> What you need to do: Keep every line where the word "text" appears; drop the rest.

> Supplied entries:
- - - - - - -

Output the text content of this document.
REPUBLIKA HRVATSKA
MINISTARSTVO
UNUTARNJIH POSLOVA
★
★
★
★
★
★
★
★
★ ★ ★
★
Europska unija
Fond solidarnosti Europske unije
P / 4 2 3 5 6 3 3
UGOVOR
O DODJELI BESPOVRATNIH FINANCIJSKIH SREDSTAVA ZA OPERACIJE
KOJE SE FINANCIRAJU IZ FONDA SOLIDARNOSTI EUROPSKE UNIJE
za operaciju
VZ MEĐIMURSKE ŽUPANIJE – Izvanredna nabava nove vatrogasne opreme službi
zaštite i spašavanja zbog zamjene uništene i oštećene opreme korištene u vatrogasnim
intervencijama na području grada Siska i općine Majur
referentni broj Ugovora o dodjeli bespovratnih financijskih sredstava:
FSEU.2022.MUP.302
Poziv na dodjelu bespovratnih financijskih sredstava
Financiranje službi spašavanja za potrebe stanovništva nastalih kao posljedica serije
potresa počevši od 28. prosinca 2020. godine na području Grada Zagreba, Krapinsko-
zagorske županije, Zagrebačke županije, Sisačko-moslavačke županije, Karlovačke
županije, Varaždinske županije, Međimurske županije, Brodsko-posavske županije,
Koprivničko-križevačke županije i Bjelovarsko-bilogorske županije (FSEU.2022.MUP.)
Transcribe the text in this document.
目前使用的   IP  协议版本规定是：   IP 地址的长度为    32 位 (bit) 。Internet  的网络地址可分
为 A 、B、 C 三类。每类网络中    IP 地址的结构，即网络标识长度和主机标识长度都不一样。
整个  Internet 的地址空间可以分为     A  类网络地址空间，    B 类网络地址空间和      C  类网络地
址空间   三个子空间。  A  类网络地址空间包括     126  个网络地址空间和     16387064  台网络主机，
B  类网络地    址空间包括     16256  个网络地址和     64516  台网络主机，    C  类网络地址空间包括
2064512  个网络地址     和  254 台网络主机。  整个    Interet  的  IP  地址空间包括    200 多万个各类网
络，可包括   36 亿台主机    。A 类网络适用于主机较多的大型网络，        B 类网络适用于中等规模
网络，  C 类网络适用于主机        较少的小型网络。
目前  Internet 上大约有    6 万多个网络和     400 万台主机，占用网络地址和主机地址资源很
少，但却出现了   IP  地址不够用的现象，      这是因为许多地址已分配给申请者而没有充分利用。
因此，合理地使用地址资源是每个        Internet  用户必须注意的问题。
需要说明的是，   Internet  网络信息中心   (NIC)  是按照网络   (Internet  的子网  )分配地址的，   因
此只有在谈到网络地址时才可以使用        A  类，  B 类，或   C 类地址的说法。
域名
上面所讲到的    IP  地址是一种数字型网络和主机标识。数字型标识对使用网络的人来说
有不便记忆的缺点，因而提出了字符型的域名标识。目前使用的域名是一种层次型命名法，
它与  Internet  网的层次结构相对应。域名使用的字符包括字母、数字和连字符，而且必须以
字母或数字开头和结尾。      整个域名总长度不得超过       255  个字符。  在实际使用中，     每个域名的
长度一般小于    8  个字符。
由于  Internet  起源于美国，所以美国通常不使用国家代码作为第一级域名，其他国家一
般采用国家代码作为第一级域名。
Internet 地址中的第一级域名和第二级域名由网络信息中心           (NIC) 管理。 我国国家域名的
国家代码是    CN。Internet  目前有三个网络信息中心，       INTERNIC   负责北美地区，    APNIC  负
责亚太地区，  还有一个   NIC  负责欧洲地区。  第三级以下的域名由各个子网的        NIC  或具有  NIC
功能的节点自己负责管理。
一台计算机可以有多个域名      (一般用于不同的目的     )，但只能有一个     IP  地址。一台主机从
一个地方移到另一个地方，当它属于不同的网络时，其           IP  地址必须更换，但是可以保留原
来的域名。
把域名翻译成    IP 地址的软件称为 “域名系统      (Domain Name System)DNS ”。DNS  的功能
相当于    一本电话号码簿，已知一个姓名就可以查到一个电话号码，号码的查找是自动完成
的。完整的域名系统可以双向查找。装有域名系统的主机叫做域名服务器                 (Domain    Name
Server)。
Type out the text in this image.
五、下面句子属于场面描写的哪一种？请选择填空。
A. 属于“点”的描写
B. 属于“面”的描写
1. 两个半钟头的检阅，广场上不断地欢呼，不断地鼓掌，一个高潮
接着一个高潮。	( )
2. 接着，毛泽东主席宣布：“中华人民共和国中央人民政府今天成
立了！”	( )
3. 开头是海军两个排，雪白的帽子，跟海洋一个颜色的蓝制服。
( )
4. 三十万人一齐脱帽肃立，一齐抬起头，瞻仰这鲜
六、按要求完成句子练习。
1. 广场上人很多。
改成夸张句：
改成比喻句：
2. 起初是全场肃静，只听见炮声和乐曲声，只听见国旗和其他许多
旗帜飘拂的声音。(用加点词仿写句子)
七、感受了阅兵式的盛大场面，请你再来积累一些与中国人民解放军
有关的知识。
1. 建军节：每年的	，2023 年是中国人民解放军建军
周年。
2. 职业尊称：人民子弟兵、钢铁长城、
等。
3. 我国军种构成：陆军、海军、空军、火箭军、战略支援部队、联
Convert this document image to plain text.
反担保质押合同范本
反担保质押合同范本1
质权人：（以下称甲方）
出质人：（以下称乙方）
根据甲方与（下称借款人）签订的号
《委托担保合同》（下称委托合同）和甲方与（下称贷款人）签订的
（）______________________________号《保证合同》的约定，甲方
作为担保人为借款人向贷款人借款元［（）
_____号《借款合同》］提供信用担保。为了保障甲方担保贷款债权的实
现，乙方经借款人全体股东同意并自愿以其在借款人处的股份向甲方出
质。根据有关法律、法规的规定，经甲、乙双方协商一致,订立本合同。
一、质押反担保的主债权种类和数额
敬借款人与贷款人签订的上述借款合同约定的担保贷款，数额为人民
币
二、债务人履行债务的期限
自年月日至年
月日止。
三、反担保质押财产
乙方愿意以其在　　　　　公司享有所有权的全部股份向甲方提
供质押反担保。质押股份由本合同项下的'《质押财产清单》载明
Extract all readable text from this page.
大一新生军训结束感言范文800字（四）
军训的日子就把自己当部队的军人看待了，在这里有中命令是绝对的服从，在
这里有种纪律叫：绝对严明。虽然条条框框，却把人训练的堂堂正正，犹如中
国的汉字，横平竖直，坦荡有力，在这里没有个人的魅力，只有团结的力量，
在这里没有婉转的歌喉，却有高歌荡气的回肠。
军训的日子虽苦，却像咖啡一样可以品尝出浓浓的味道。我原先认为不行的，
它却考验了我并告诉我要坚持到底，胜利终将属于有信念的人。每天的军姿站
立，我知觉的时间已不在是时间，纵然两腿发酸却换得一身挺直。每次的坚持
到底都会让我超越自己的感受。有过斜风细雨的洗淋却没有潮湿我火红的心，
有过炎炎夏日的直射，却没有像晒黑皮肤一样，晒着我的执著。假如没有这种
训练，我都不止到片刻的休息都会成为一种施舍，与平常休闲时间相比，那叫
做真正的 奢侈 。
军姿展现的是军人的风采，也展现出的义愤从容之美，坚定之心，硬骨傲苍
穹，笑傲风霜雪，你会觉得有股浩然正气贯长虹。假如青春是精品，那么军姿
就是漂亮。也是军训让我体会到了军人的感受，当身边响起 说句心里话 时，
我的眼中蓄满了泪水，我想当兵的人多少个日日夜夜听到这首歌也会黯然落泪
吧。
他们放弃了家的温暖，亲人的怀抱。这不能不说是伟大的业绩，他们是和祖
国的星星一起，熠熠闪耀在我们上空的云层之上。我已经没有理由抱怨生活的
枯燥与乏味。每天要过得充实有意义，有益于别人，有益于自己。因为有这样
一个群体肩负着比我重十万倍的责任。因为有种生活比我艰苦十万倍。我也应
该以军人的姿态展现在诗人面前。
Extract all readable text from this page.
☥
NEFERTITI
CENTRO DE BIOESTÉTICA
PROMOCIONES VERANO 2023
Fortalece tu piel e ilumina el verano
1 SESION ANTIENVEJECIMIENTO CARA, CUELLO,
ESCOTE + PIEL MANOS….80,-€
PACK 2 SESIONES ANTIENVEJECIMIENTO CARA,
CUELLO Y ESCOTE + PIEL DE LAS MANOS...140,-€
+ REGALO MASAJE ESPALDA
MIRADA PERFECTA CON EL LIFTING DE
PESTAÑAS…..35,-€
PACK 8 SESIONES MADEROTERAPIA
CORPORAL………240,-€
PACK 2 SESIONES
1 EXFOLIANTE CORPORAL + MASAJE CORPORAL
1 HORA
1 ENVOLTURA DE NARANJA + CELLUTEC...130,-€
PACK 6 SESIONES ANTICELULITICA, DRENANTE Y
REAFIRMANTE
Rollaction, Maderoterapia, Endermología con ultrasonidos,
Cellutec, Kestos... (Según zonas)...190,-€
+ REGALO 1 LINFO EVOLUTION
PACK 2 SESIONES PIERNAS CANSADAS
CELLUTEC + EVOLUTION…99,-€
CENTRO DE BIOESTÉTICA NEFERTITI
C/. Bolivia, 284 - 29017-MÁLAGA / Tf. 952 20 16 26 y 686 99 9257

- - - - - - -

> Final result:
Output the text content of this document.
Transcribe the text in this document.
Type out the text in this image.
Convert this document image to plain text.
Extract all readable text from this page.
Extract all readable text from this page.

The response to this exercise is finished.